- _Supplied data_
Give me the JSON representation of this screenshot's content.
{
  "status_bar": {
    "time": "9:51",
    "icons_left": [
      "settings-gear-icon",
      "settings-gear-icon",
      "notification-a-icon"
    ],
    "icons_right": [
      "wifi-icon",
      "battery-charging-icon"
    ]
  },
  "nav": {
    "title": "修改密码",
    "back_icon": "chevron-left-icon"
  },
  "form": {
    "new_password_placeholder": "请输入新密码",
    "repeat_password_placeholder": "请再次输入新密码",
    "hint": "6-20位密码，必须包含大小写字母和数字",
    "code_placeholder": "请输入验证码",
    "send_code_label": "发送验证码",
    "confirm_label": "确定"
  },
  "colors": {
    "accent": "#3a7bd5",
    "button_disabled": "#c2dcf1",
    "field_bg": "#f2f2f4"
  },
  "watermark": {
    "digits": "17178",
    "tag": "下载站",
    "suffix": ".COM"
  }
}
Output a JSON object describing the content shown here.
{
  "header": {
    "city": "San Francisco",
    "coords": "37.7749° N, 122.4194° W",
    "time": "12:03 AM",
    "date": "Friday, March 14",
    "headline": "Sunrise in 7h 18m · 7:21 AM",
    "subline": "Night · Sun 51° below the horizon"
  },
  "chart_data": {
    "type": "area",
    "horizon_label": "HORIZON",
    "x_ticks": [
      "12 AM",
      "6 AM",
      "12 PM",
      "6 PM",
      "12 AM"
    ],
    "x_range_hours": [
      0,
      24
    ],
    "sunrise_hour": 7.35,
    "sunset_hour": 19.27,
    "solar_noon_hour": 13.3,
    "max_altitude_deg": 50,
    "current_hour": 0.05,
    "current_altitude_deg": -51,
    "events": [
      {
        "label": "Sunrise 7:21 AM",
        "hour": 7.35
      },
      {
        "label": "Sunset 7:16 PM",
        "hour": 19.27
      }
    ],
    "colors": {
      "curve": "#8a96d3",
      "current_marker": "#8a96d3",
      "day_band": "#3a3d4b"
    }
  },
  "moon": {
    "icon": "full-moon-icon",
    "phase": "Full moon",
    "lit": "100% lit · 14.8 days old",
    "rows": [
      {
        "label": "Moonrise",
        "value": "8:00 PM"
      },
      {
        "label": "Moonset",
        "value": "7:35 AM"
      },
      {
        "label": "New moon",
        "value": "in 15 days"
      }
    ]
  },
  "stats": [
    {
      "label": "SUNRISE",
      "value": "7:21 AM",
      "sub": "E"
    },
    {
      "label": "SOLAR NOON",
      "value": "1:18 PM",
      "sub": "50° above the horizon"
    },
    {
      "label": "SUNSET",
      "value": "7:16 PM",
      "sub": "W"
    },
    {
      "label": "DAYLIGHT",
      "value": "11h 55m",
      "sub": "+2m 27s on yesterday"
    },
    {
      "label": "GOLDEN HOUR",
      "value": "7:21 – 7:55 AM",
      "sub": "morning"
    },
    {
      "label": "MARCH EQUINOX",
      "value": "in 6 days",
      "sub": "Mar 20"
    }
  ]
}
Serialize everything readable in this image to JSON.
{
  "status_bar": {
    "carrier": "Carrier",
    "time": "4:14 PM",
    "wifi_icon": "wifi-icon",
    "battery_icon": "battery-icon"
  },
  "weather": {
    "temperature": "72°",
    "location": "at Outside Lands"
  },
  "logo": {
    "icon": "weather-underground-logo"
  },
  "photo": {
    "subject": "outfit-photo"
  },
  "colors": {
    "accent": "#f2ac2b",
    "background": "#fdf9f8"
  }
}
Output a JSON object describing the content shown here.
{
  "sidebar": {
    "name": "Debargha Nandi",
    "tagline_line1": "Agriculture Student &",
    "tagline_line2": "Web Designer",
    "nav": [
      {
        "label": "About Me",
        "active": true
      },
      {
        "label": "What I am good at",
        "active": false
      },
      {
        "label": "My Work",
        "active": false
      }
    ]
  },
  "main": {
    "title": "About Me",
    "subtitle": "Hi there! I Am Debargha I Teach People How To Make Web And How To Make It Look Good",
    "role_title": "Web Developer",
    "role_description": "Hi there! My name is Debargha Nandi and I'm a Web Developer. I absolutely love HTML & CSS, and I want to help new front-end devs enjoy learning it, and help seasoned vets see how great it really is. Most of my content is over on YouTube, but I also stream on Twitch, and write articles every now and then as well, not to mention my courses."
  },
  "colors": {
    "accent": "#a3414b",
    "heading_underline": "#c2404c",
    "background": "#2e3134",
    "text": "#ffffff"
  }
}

- _What you should do_
Which lines contain "this"? Copy each of them.

- _Exercise answer_
Give me the JSON representation of this screenshot's content.
Serialize everything readable in this image to JSON.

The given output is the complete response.